▶ **Set problem**: Return all entries word for word, but drop any images.

------------------------------------------------

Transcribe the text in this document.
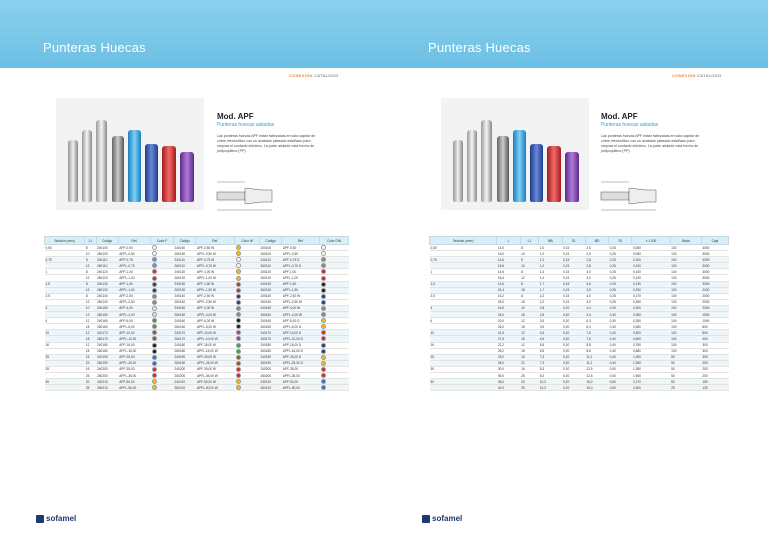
Punteras Huecas	Punteras Huecas
CONEXIÓN CATÁLOGO	CONEXIÓN CATÁLOGO
Mod. APF
Punteras huecas aisladas
Las punteras huecas APF están fabricadas en tubo capilar de cobre electrolítico con un acabado plateado estañado para mejorar el contacto eléctrico. La parte aislante está hecha de polipropileno (PP).
Mod. APF
Punteras huecas aisladas
Las punteras huecas APF están fabricadas en tubo capilar de cobre electrolítico con un acabado plateado estañado para mejorar el contacto eléctrico. La parte aislante está hecha de polipropileno (PP).
Sección (mm²)	L1	Código	Ref.	Color F	Código	Ref.	Color W	Código	Ref.	Color DIN
0,50	8	240100	APF-0,50		240150	APF-0,50 W		240100	APF-0,50	
	10	260100	APFL-0,50		260150	APFL-0,50 W		260100	APFL-0,50	
0,75	8	240110	APF-0,75		240110	APF-0,75 W		240110	APF-0,75 D	
	12	260110	APFL-0,75		260110	APFL-0,75 W		260110	APFL-0,75 D	
1	8	240120	APF-1,00		240120	APF-1,00 W		240120	APF-1,00	
	12	260120	APFL-1,00		260120	APFL-1,00 W		260120	APFL-1,00	
1,5	8	240130	APF-1,50		240130	APF-1,50 W		240130	APF-1,50	
	12	260130	APFL-1,50		260130	APFL-1,50 W		260130	APFL-1,50	
2,5	8	240140	APF-2,50		240140	APF-2,50 W		240140	APF-2,50 W	
	12	260140	APFL-2,50		260140	APFL-2,50 W		260140	APFL-2,50 W	
4	10	240150	APF-4,00		240150	APF-4,00 W		240150	APF-4,00 W	
	12	260150	APFL-4,00		260150	APFL-4,00 W		260150	APFL-4,00 W	
6	12	240160	APF-6,00		240160	APF-6,00 W		240160	APF-6,00 D	
	18	260160	APFL-6,00		260160	APFL-6,00 W		260160	APFL-6,00 D	
10	12	240170	APF-10,00		240170	APF-10,00 W		240170	APF-10,00 D	
	18	260170	APFL-10,00		260170	APFL-10,00 W		260170	APFL-10,00 D	
16	12	240180	APF-16,00		240180	APF-16,00 W		240180	APF-16,00 D	
	18	260180	APFL-16,00		260180	APFL-16,00 W		260180	APFL-16,00 D	
25	16	240190	APF-25,00		240190	APF-25,00 W		240190	APF-25,00 D	
	22	260190	APFL-25,00		260190	APFL-25,00 W		260190	APFL-25,00 D	
35	16	240200	APF-35,00		240200	APF-35,00 W		240200	APF-35,00	
	25	260200	APFL-35,00		260200	APFL-35,00 W		260200	APFL-35,00	
50	20	240210	APF-50,00		240210	APF-50,00 W		240210	APF-50,00	
	25	260210	APFL-50,00		260210	APFL-50,00 W		260210	APFL-50,00	
Sección (mm²)	L	L1	ØB	S1	ØD	S2	x 1.000	Bolsa	Caja
0,50	14,0	8	1,0	0,15	2,6	0,25	0,050	100	4000
	16,0	10	1,0	0,15	2,6	0,25	0,050	100	3000
0,75	14,6	8	1,2	0,15	2,8	0,25	0,100	100	4000
	18,6	12	1,2	0,15	2,8	0,25	0,100	100	3000
1	14,6	8	1,4	0,15	3,0	0,25	0,100	100	3000
	18,4	12	1,4	0,15	3,0	0,25	0,130	100	3000
1,5	14,6	8	1,7	0,15	3,5	0,25	0,130	100	3000
	24,4	18	1,7	0,15	3,5	0,25	0,200	100	2000
2,5	15,2	8	2,2	0,15	4,0	0,25	0,170	100	2000
	25,0	18	2,2	0,15	4,0	0,25	0,260	100	2000
4	16,5	10	2,8	0,20	4,4	0,30	0,200	100	2000
	25,0	18	2,8	0,20	4,4	0,30	0,350	100	1500
6	20,0	12	3,5	0,20	6,3	0,30	0,350	100	1000
	26,0	18	3,5	0,20	6,3	0,30	0,650	100	800
10	21,5	12	4,5	0,20	7,6	0,40	0,520	100	800
	27,5	18	4,5	0,20	7,6	0,40	0,600	100	400
16	22,2	12	5,8	0,20	8,8	0,40	0,780	100	300
	28,2	18	5,8	0,20	8,8	0,40	0,880	100	300
25	29,0	16	7,3	0,20	11,2	0,40	1,000	50	300
	36,0	22	7,3	0,20	11,2	0,40	1,350	50	200
35	30,0	16	8,3	0,20	12,5	0,50	1,350	50	200
	39,0	25	8,3	0,20	12,5	0,50	1,550	50	200
50	36,0	20	10,3	0,20	15,0	0,60	2,170	50	150
	40,0	25	10,3	0,20	15,0	0,60	2,600	25	125
sofamel	sofamel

------------------------------------------------

▶ **Result of the exercise**:
Transcribe the text in this document.
Punteras Huecas	Punteras Huecas
CONEXIÓN CATÁLOGO	CONEXIÓN CATÁLOGO
Mod. APF
Punteras huecas aisladas
Las punteras huecas APF están fabricadas en tubo capilar de cobre electrolítico con un acabado plateado estañado para mejorar el contacto eléctrico. La parte aislante está hecha de polipropileno (PP).
Mod. APF
Punteras huecas aisladas
Las punteras huecas APF están fabricadas en tubo capilar de cobre electrolítico con un acabado plateado estañado para mejorar el contacto eléctrico. La parte aislante está hecha de polipropileno (PP).
Sección (mm²)	L1	Código	Ref.	Color F	Código	Ref.	Color W	Código	Ref.	Color DIN
0,50	8	240100	APF-0,50		240150	APF-0,50 W		240100	APF-0,50	
	10	260100	APFL-0,50		260150	APFL-0,50 W		260100	APFL-0,50	
0,75	8	240110	APF-0,75		240110	APF-0,75 W		240110	APF-0,75 D	
	12	260110	APFL-0,75		260110	APFL-0,75 W		260110	APFL-0,75 D	
1	8	240120	APF-1,00		240120	APF-1,00 W		240120	APF-1,00	
	12	260120	APFL-1,00		260120	APFL-1,00 W		260120	APFL-1,00	
1,5	8	240130	APF-1,50		240130	APF-1,50 W		240130	APF-1,50	
	12	260130	APFL-1,50		260130	APFL-1,50 W		260130	APFL-1,50	
2,5	8	240140	APF-2,50		240140	APF-2,50 W		240140	APF-2,50 W	
	12	260140	APFL-2,50		260140	APFL-2,50 W		260140	APFL-2,50 W	
4	10	240150	APF-4,00		240150	APF-4,00 W		240150	APF-4,00 W	
	12	260150	APFL-4,00		260150	APFL-4,00 W		260150	APFL-4,00 W	
6	12	240160	APF-6,00		240160	APF-6,00 W		240160	APF-6,00 D	
	18	260160	APFL-6,00		260160	APFL-6,00 W		260160	APFL-6,00 D	
10	12	240170	APF-10,00		240170	APF-10,00 W		240170	APF-10,00 D	
	18	260170	APFL-10,00		260170	APFL-10,00 W		260170	APFL-10,00 D	
16	12	240180	APF-16,00		240180	APF-16,00 W		240180	APF-16,00 D	
	18	260180	APFL-16,00		260180	APFL-16,00 W		260180	APFL-16,00 D	
25	16	240190	APF-25,00		240190	APF-25,00 W		240190	APF-25,00 D	
	22	260190	APFL-25,00		260190	APFL-25,00 W		260190	APFL-25,00 D	
35	16	240200	APF-35,00		240200	APF-35,00 W		240200	APF-35,00	
	25	260200	APFL-35,00		260200	APFL-35,00 W		260200	APFL-35,00	
50	20	240210	APF-50,00		240210	APF-50,00 W		240210	APF-50,00	
	25	260210	APFL-50,00		260210	APFL-50,00 W		260210	APFL-50,00	
Sección (mm²)	L	L1	ØB	S1	ØD	S2	x 1.000	Bolsa	Caja
0,50	14,0	8	1,0	0,15	2,6	0,25	0,050	100	4000
	16,0	10	1,0	0,15	2,6	0,25	0,050	100	3000
0,75	14,6	8	1,2	0,15	2,8	0,25	0,100	100	4000
	18,6	12	1,2	0,15	2,8	0,25	0,100	100	3000
1	14,6	8	1,4	0,15	3,0	0,25	0,100	100	3000
	18,4	12	1,4	0,15	3,0	0,25	0,130	100	3000
1,5	14,6	8	1,7	0,15	3,5	0,25	0,130	100	3000
	24,4	18	1,7	0,15	3,5	0,25	0,200	100	2000
2,5	15,2	8	2,2	0,15	4,0	0,25	0,170	100	2000
	25,0	18	2,2	0,15	4,0	0,25	0,260	100	2000
4	16,5	10	2,8	0,20	4,4	0,30	0,200	100	2000
	25,0	18	2,8	0,20	4,4	0,30	0,350	100	1500
6	20,0	12	3,5	0,20	6,3	0,30	0,350	100	1000
	26,0	18	3,5	0,20	6,3	0,30	0,650	100	800
10	21,5	12	4,5	0,20	7,6	0,40	0,520	100	800
	27,5	18	4,5	0,20	7,6	0,40	0,600	100	400
16	22,2	12	5,8	0,20	8,8	0,40	0,780	100	300
	28,2	18	5,8	0,20	8,8	0,40	0,880	100	300
25	29,0	16	7,3	0,20	11,2	0,40	1,000	50	300
	36,0	22	7,3	0,20	11,2	0,40	1,350	50	200
35	30,0	16	8,3	0,20	12,5	0,50	1,350	50	200
	39,0	25	8,3	0,20	12,5	0,50	1,550	50	200
50	36,0	20	10,3	0,20	15,0	0,60	2,170	50	150
	40,0	25	10,3	0,20	15,0	0,60	2,600	25	125
sofamel	sofamel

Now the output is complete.